PROBLEM TO WORK ON: Search the data for the word "values". Reproduce every line where it is found.

--- Begin RECORDED INFORMATION ---

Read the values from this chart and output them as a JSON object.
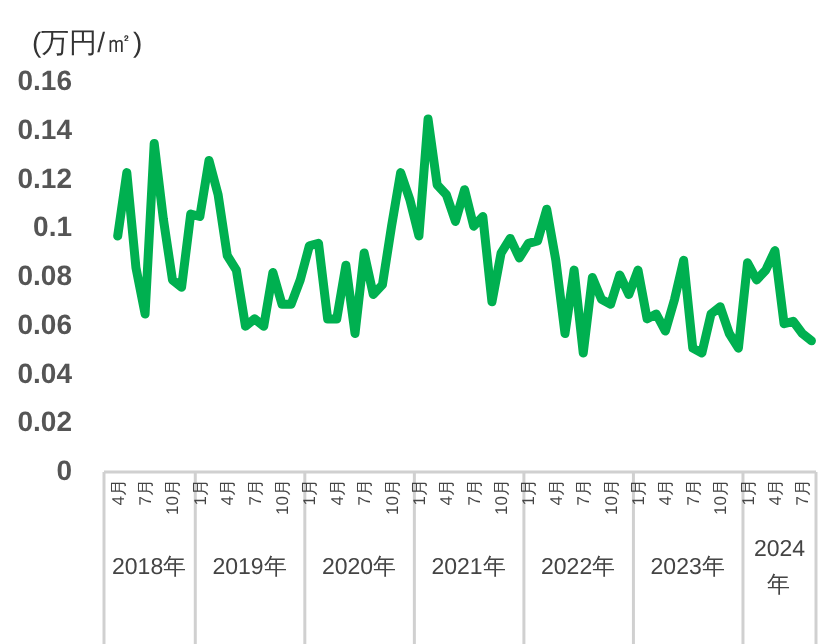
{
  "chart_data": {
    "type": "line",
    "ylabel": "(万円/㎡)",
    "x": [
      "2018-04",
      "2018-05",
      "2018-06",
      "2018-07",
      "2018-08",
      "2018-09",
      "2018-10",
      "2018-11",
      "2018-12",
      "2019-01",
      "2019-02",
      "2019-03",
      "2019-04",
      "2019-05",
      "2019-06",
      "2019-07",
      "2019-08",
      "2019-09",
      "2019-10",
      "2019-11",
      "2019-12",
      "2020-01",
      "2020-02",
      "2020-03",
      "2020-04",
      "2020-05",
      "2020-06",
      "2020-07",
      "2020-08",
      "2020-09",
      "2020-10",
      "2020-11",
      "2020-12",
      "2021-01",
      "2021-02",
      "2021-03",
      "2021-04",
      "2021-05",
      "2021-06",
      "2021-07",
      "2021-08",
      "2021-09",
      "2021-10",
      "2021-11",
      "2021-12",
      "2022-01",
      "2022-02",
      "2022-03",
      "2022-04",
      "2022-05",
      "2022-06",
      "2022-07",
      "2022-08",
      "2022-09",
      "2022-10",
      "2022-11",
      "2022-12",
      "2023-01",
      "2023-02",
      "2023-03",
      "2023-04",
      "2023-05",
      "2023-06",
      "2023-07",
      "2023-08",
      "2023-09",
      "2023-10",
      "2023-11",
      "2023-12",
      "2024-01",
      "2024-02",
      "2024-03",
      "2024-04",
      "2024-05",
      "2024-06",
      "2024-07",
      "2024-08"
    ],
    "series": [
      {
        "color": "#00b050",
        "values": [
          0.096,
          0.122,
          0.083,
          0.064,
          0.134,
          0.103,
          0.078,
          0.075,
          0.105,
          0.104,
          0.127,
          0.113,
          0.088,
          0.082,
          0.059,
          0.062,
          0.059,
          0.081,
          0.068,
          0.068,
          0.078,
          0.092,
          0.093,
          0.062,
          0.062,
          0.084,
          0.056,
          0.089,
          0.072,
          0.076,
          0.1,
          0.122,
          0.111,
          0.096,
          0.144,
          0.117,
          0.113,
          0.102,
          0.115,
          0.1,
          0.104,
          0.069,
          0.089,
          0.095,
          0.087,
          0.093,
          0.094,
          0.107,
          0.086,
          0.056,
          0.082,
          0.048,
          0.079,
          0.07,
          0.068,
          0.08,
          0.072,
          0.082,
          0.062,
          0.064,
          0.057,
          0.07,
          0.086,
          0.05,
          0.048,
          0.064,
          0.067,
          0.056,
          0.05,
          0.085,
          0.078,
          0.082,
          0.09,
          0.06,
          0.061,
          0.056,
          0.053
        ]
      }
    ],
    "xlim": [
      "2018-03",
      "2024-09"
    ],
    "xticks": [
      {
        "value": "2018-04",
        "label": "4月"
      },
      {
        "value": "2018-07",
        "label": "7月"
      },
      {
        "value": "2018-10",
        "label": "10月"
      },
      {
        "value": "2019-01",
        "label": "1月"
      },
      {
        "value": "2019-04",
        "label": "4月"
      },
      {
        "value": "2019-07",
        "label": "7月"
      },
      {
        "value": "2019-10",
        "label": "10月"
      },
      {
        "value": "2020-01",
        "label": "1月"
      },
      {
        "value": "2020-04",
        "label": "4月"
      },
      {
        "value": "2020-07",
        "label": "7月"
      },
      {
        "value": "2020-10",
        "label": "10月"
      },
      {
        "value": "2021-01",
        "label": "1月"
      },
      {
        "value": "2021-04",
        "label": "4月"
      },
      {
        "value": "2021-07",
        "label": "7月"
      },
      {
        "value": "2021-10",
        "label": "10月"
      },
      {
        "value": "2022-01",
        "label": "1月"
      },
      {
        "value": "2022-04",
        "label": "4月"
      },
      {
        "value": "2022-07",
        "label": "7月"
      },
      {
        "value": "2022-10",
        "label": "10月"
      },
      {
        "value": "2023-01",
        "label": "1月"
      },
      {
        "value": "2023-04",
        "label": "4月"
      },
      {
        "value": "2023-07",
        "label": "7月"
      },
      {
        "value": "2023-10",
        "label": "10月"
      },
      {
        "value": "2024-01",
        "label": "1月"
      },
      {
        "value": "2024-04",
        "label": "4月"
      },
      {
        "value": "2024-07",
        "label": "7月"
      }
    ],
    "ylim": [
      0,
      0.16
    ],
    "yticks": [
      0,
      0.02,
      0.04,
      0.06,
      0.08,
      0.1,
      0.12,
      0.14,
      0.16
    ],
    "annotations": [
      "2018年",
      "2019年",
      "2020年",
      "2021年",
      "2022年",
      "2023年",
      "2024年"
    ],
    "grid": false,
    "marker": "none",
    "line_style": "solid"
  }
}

--- End RECORDED INFORMATION ---

COMPLETE ANSWER:
Read the values from this chart and output them as a JSON object.
        "values": [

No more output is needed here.